[Entries with figure data]
* BEGIN *
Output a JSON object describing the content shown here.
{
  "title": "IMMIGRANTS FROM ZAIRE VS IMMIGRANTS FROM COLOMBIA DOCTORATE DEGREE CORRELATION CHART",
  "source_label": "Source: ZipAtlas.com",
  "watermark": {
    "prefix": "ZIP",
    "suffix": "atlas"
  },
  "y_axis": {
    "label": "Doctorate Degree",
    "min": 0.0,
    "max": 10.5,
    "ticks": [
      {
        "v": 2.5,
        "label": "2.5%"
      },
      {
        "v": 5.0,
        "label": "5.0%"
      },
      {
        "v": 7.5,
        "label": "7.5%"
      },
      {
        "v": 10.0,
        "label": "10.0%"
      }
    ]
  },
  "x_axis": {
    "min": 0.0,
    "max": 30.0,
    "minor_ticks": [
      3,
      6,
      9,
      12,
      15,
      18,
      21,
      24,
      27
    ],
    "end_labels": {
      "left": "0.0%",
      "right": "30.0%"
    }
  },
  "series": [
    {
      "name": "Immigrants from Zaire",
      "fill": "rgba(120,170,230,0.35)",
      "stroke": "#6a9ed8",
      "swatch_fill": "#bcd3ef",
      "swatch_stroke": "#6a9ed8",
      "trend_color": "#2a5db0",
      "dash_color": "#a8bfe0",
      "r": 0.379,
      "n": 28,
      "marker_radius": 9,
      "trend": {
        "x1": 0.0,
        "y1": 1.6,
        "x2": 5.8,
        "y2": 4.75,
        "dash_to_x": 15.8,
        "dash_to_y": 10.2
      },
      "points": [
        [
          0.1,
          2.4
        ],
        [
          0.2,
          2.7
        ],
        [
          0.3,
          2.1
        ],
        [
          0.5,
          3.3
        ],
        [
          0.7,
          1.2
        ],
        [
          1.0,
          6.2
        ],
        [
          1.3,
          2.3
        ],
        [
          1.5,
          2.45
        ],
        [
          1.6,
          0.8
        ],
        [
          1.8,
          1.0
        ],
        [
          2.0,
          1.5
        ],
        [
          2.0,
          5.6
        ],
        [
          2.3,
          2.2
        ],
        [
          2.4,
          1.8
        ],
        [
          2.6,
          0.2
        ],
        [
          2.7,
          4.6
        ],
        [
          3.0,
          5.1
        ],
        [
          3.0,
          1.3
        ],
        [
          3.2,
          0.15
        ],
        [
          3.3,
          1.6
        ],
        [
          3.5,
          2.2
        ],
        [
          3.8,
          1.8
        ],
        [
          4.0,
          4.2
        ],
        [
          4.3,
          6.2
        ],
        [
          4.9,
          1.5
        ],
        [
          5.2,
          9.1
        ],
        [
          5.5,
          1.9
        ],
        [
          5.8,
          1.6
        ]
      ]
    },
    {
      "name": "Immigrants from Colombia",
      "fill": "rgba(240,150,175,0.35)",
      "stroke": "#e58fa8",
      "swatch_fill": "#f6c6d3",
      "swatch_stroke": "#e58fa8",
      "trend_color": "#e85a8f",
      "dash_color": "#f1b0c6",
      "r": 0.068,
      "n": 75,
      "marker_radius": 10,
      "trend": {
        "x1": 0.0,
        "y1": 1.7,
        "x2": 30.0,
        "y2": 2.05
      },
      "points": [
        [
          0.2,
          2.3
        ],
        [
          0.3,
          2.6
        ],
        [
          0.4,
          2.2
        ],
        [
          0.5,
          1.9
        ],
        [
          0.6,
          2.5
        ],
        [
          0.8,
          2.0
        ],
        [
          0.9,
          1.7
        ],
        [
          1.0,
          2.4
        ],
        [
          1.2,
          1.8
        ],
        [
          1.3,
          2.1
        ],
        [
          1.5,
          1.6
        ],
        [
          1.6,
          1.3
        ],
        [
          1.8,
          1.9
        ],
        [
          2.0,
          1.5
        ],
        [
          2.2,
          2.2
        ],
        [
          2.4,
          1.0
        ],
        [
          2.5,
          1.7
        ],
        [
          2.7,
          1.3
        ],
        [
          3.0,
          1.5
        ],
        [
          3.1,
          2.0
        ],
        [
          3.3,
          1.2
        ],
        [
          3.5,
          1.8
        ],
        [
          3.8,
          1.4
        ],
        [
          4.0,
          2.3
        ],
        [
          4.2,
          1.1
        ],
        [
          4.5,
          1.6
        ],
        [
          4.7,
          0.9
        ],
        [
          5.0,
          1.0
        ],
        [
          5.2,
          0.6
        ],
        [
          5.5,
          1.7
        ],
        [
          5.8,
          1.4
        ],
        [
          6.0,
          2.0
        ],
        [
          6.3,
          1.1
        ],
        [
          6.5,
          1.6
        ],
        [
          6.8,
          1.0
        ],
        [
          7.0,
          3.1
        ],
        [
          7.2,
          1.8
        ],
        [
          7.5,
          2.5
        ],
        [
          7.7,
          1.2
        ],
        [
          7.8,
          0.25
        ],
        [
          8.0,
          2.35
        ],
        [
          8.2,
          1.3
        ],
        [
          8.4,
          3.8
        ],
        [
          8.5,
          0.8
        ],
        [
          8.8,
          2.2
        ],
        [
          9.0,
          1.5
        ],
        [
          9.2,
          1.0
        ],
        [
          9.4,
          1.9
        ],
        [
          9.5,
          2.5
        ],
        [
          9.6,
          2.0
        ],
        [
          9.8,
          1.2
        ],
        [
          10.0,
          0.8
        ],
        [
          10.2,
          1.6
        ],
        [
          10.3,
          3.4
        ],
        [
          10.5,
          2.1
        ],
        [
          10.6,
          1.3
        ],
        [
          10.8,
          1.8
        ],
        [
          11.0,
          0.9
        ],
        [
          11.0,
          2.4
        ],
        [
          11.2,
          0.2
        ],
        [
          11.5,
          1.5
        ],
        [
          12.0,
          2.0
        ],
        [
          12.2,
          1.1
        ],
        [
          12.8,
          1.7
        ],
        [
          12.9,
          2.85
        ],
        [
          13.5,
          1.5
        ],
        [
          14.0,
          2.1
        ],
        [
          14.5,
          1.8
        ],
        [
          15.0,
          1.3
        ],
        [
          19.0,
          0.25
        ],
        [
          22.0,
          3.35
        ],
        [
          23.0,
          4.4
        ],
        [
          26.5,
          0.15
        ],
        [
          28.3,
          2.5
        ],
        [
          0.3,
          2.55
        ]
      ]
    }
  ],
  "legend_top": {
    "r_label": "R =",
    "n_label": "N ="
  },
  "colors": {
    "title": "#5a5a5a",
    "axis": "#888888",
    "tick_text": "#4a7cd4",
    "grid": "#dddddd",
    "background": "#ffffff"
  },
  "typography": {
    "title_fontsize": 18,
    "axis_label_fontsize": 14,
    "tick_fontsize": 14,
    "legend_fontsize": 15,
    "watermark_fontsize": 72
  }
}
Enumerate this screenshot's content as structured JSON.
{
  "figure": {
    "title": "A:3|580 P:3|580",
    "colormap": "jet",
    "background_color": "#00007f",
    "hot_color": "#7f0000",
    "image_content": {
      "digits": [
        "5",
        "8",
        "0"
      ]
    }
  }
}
* END *
--- The problem ---
Recopy the entries above in their entirety, exactly.

--- Solution to the problem ---
Output a JSON object describing the content shown here.
{
  "title": "IMMIGRANTS FROM ZAIRE VS IMMIGRANTS FROM COLOMBIA DOCTORATE DEGREE CORRELATION CHART",
  "source_label": "Source: ZipAtlas.com",
  "watermark": {
    "prefix": "ZIP",
    "suffix": "atlas"
  },
  "y_axis": {
    "label": "Doctorate Degree",
    "min": 0.0,
    "max": 10.5,
    "ticks": [
      {
        "v": 2.5,
        "label": "2.5%"
      },
      {
        "v": 5.0,
        "label": "5.0%"
      },
      {
        "v": 7.5,
        "label": "7.5%"
      },
      {
        "v": 10.0,
        "label": "10.0%"
      }
    ]
  },
  "x_axis": {
    "min": 0.0,
    "max": 30.0,
    "minor_ticks": [
      3,
      6,
      9,
      12,
      15,
      18,
      21,
      24,
      27
    ],
    "end_labels": {
      "left": "0.0%",
      "right": "30.0%"
    }
  },
  "series": [
    {
      "name": "Immigrants from Zaire",
      "fill": "rgba(120,170,230,0.35)",
      "stroke": "#6a9ed8",
      "swatch_fill": "#bcd3ef",
      "swatch_stroke": "#6a9ed8",
      "trend_color": "#2a5db0",
      "dash_color": "#a8bfe0",
      "r": 0.379,
      "n": 28,
      "marker_radius": 9,
      "trend": {
        "x1": 0.0,
        "y1": 1.6,
        "x2": 5.8,
        "y2": 4.75,
        "dash_to_x": 15.8,
        "dash_to_y": 10.2
      },
      "points": [
        [
          0.1,
          2.4
        ],
        [
          0.2,
          2.7
        ],
        [
          0.3,
          2.1
        ],
        [
          0.5,
          3.3
        ],
        [
          0.7,
          1.2
        ],
        [
          1.0,
          6.2
        ],
        [
          1.3,
          2.3
        ],
        [
          1.5,
          2.45
        ],
        [
          1.6,
          0.8
        ],
        [
          1.8,
          1.0
        ],
        [
          2.0,
          1.5
        ],
        [
          2.0,
          5.6
        ],
        [
          2.3,
          2.2
        ],
        [
          2.4,
          1.8
        ],
        [
          2.6,
          0.2
        ],
        [
          2.7,
          4.6
        ],
        [
          3.0,
          5.1
        ],
        [
          3.0,
          1.3
        ],
        [
          3.2,
          0.15
        ],
        [
          3.3,
          1.6
        ],
        [
          3.5,
          2.2
        ],
        [
          3.8,
          1.8
        ],
        [
          4.0,
          4.2
        ],
        [
          4.3,
          6.2
        ],
        [
          4.9,
          1.5
        ],
        [
          5.2,
          9.1
        ],
        [
          5.5,
          1.9
        ],
        [
          5.8,
          1.6
        ]
      ]
    },
    {
      "name": "Immigrants from Colombia",
      "fill": "rgba(240,150,175,0.35)",
      "stroke": "#e58fa8",
      "swatch_fill": "#f6c6d3",
      "swatch_stroke": "#e58fa8",
      "trend_color": "#e85a8f",
      "dash_color": "#f1b0c6",
      "r": 0.068,
      "n": 75,
      "marker_radius": 10,
      "trend": {
        "x1": 0.0,
        "y1": 1.7,
        "x2": 30.0,
        "y2": 2.05
      },
      "points": [
        [
          0.2,
          2.3
        ],
        [
          0.3,
          2.6
        ],
        [
          0.4,
          2.2
        ],
        [
          0.5,
          1.9
        ],
        [
          0.6,
          2.5
        ],
        [
          0.8,
          2.0
        ],
        [
          0.9,
          1.7
        ],
        [
          1.0,
          2.4
        ],
        [
          1.2,
          1.8
        ],
        [
          1.3,
          2.1
        ],
        [
          1.5,
          1.6
        ],
        [
          1.6,
          1.3
        ],
        [
          1.8,
          1.9
        ],
        [
          2.0,
          1.5
        ],
        [
          2.2,
          2.2
        ],
        [
          2.4,
          1.0
        ],
        [
          2.5,
          1.7
        ],
        [
          2.7,
          1.3
        ],
        [
          3.0,
          1.5
        ],
        [
          3.1,
          2.0
        ],
        [
          3.3,
          1.2
        ],
        [
          3.5,
          1.8
        ],
        [
          3.8,
          1.4
        ],
        [
          4.0,
          2.3
        ],
        [
          4.2,
          1.1
        ],
        [
          4.5,
          1.6
        ],
        [
          4.7,
          0.9
        ],
        [
          5.0,
          1.0
        ],
        [
          5.2,
          0.6
        ],
        [
          5.5,
          1.7
        ],
        [
          5.8,
          1.4
        ],
        [
          6.0,
          2.0
        ],
        [
          6.3,
          1.1
        ],
        [
          6.5,
          1.6
        ],
        [
          6.8,
          1.0
        ],
        [
          7.0,
          3.1
        ],
        [
          7.2,
          1.8
        ],
        [
          7.5,
          2.5
        ],
        [
          7.7,
          1.2
        ],
        [
          7.8,
          0.25
        ],
        [
          8.0,
          2.35
        ],
        [
          8.2,
          1.3
        ],
        [
          8.4,
          3.8
        ],
        [
          8.5,
          0.8
        ],
        [
          8.8,
          2.2
        ],
        [
          9.0,
          1.5
        ],
        [
          9.2,
          1.0
        ],
        [
          9.4,
          1.9
        ],
        [
          9.5,
          2.5
        ],
        [
          9.6,
          2.0
        ],
        [
          9.8,
          1.2
        ],
        [
          10.0,
          0.8
        ],
        [
          10.2,
          1.6
        ],
        [
          10.3,
          3.4
        ],
        [
          10.5,
          2.1
        ],
        [
          10.6,
          1.3
        ],
        [
          10.8,
          1.8
        ],
        [
          11.0,
          0.9
        ],
        [
          11.0,
          2.4
        ],
        [
          11.2,
          0.2
        ],
        [
          11.5,
          1.5
        ],
        [
          12.0,
          2.0
        ],
        [
          12.2,
          1.1
        ],
        [
          12.8,
          1.7
        ],
        [
          12.9,
          2.85
        ],
        [
          13.5,
          1.5
        ],
        [
          14.0,
          2.1
        ],
        [
          14.5,
          1.8
        ],
        [
          15.0,
          1.3
        ],
        [
          19.0,
          0.25
        ],
        [
          22.0,
          3.35
        ],
        [
          23.0,
          4.4
        ],
        [
          26.5,
          0.15
        ],
        [
          28.3,
          2.5
        ],
        [
          0.3,
          2.55
        ]
      ]
    }
  ],
  "legend_top": {
    "r_label": "R =",
    "n_label": "N ="
  },
  "colors": {
    "title": "#5a5a5a",
    "axis": "#888888",
    "tick_text": "#4a7cd4",
    "grid": "#dddddd",
    "background": "#ffffff"
  },
  "typography": {
    "title_fontsize": 18,
    "axis_label_fontsize": 14,
    "tick_fontsize": 14,
    "legend_fontsize": 15,
    "watermark_fontsize": 72
  }
}
Enumerate this screenshot's content as structured JSON.
{
  "figure": {
    "title": "A:3|580 P:3|580",
    "colormap": "jet",
    "background_color": "#00007f",
    "hot_color": "#7f0000",
    "image_content": {
      "digits": [
        "5",
        "8",
        "0"
      ]
    }
  }
}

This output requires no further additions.